===== Rows =====
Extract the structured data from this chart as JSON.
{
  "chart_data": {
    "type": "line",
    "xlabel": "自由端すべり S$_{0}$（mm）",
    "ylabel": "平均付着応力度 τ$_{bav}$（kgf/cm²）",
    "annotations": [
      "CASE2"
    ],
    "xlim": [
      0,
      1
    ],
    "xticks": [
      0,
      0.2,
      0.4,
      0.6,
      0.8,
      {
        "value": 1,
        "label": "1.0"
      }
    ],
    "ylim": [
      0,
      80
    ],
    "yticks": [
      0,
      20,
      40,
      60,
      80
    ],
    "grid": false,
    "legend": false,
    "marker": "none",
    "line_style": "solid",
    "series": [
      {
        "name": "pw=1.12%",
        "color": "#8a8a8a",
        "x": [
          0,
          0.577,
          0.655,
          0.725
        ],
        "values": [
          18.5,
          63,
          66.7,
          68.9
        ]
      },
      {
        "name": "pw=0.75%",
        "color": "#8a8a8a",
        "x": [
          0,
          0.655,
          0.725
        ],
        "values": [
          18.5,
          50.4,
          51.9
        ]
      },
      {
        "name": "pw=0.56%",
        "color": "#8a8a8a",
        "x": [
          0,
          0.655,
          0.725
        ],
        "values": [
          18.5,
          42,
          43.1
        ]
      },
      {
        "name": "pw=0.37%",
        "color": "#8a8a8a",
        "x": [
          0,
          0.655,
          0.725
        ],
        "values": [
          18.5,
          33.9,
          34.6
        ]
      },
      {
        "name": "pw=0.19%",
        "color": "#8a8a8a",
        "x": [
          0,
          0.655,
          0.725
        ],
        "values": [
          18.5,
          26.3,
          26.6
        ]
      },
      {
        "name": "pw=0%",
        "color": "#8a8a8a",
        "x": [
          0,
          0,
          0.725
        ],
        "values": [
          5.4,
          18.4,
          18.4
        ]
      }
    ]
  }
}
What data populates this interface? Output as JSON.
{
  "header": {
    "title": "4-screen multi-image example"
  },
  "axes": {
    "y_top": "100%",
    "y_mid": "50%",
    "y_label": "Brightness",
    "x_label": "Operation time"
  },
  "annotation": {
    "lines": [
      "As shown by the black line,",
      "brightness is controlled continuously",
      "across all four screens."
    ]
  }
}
=====
> **Objective**:
Reproduce, word for word, only the lines from the one that contains "What data populates" through the final line.

> **Solution below**:
What data populates this interface? Output as JSON.
{
  "header": {
    "title": "4-screen multi-image example"
  },
  "axes": {
    "y_top": "100%",
    "y_mid": "50%",
    "y_label": "Brightness",
    "x_label": "Operation time"
  },
  "annotation": {
    "lines": [
      "As shown by the black line,",
      "brightness is controlled continuously",
      "across all four screens."
    ]
  }
}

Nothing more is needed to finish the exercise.